━━ Records for the exercise
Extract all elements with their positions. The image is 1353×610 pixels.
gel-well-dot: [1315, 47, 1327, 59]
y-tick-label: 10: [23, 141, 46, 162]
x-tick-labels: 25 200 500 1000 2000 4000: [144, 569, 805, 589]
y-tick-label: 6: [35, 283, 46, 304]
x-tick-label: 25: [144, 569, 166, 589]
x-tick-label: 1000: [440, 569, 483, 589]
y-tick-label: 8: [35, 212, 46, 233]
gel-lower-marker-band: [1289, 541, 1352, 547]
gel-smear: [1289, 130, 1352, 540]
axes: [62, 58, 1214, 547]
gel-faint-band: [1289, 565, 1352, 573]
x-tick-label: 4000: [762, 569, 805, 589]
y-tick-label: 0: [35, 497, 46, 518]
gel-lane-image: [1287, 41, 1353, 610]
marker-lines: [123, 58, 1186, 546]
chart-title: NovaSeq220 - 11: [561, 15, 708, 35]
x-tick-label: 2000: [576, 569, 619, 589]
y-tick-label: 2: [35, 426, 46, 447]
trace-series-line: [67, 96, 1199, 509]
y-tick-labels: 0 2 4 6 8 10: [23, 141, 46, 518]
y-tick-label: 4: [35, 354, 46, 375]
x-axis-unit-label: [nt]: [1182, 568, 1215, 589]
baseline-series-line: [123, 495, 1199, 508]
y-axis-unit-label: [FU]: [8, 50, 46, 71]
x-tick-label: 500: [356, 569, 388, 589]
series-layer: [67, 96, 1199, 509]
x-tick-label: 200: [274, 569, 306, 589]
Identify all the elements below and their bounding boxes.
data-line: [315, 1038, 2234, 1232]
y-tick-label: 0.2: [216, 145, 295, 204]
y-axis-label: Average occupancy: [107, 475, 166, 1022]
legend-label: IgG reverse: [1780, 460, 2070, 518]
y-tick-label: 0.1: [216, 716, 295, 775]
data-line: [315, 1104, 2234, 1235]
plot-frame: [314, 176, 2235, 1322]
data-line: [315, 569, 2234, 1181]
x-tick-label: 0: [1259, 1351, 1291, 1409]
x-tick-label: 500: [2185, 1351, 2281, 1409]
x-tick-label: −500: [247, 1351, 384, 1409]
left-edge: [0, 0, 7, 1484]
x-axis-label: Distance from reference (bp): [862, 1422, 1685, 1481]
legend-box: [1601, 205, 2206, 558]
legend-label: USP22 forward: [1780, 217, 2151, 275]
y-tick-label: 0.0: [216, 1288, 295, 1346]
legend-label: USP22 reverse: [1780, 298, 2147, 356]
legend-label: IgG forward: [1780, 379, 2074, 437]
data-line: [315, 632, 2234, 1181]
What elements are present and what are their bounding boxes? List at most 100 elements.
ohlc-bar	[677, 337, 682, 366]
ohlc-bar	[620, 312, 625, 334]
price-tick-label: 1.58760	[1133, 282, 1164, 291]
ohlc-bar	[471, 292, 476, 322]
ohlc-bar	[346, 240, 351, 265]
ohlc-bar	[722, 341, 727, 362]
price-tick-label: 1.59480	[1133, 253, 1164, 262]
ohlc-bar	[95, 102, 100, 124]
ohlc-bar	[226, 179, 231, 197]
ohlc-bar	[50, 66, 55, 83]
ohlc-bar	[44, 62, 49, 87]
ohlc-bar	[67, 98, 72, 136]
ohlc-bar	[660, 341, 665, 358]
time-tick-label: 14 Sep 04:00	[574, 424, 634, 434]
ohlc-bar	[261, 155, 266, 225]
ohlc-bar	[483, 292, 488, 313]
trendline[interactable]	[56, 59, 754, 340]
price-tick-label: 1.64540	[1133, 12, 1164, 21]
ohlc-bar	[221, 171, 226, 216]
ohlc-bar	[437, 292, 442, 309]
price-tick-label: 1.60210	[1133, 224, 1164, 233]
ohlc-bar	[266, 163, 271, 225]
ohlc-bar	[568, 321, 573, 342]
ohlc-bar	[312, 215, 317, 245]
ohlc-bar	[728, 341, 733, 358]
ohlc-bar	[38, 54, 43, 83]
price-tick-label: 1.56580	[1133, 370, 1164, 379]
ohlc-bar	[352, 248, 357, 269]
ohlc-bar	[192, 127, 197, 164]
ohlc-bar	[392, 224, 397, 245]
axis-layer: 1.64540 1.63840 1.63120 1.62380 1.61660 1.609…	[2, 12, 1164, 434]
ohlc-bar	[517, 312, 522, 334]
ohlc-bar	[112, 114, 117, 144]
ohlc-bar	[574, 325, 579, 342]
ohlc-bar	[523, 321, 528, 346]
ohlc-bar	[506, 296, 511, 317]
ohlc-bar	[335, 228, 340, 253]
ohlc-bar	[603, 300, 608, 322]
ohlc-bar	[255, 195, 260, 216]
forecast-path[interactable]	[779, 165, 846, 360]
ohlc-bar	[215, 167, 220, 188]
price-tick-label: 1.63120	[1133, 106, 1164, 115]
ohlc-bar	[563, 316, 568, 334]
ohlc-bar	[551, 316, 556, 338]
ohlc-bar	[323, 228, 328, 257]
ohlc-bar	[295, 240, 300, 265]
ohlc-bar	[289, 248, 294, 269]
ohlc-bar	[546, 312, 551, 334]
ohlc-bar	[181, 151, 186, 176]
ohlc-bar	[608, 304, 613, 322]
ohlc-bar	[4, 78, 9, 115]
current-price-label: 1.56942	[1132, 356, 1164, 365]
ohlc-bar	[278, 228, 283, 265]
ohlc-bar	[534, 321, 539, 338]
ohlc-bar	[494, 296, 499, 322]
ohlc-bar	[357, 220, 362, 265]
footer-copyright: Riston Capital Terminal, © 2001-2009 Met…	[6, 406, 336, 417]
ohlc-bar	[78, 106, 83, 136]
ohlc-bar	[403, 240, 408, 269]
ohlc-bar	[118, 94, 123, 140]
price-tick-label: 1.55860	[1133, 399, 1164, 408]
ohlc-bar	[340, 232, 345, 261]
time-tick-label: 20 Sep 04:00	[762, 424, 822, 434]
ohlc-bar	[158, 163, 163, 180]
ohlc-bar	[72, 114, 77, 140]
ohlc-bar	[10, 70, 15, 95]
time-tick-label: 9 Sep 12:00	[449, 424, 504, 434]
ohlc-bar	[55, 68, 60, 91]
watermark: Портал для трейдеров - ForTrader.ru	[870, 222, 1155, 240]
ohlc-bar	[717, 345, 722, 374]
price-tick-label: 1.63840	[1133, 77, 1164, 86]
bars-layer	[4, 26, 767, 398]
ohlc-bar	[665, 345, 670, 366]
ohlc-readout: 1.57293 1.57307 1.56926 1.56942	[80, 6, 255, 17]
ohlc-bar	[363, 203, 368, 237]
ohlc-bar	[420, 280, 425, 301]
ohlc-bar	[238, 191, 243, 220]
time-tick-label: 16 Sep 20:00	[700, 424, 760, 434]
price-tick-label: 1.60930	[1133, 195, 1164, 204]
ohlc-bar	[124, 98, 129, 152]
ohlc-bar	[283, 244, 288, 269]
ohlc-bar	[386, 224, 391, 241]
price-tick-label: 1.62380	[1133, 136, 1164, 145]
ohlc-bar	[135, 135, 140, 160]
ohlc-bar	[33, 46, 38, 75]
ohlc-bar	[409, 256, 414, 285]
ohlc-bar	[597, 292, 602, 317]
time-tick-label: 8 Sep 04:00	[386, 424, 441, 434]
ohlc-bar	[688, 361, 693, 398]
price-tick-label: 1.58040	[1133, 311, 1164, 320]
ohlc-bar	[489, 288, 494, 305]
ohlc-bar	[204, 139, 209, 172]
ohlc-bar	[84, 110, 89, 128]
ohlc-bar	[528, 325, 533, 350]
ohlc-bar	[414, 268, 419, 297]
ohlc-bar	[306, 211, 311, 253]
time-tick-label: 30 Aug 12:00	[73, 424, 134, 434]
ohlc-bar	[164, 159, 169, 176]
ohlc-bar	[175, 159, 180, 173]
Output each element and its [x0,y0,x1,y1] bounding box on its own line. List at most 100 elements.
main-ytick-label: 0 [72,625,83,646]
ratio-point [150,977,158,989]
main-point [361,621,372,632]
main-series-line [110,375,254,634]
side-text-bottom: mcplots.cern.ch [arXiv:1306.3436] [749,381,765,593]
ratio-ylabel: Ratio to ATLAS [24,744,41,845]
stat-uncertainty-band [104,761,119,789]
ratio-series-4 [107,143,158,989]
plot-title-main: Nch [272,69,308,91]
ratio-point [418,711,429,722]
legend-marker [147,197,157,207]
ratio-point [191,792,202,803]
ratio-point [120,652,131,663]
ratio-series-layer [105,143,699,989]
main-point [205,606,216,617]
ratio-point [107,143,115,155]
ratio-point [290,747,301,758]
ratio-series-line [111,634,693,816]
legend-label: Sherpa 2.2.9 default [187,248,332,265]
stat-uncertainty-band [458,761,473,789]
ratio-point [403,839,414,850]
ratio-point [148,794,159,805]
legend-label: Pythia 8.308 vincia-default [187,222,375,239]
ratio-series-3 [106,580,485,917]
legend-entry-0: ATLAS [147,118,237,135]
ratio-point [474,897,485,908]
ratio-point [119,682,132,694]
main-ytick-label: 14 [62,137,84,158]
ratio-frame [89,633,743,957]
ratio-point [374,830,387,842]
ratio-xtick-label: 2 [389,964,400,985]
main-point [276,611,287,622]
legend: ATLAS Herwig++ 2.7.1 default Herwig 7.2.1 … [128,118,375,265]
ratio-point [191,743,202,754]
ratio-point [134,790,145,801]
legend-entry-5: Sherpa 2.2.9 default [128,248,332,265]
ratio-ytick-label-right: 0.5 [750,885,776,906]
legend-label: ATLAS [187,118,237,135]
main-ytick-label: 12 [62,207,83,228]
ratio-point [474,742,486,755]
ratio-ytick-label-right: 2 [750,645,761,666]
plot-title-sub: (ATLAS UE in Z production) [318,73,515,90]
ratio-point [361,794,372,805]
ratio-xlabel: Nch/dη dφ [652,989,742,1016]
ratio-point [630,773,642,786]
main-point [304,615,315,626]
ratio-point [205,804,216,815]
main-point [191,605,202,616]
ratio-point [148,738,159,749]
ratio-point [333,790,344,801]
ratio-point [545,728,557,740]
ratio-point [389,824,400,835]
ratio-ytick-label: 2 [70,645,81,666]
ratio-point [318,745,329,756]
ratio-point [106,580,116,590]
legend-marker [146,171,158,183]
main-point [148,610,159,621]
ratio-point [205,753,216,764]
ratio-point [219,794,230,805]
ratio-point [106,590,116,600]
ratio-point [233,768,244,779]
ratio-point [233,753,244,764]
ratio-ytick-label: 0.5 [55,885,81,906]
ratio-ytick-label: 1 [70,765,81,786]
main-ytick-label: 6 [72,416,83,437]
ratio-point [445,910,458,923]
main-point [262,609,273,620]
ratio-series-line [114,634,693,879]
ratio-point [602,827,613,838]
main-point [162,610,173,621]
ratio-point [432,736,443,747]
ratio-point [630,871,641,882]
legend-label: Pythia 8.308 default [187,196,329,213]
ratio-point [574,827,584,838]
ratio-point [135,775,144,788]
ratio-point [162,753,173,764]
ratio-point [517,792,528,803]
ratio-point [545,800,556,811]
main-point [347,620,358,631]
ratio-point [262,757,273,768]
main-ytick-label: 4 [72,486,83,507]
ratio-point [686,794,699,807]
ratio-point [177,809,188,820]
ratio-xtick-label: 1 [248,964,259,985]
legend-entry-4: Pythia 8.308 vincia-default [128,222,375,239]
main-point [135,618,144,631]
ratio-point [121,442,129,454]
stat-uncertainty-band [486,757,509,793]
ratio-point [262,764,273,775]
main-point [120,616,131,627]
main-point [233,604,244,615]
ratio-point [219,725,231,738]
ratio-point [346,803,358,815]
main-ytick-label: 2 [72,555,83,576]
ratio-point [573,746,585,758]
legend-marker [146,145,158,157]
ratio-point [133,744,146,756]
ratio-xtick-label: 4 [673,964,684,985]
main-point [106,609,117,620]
━━━━
Stated goal ▸
Recast the rows above, from the start through the line containing "y-tick-label: 8: [35, 212, 46, 233]", as a numbered list with any blank lines dropped.

Task output ▸
1. Extract all elements with their positions. The image is 1353×610 pixels.
2. gel-well-dot: [1315, 47, 1327, 59]
3. y-tick-label: 10: [23, 141, 46, 162]
4. x-tick-labels: 25 200 500 1000 2000 4000: [144, 569, 805, 589]
5. y-tick-label: 6: [35, 283, 46, 304]
6. x-tick-label: 25: [144, 569, 166, 589]
7. x-tick-label: 1000: [440, 569, 483, 589]
8. y-tick-label: 8: [35, 212, 46, 233]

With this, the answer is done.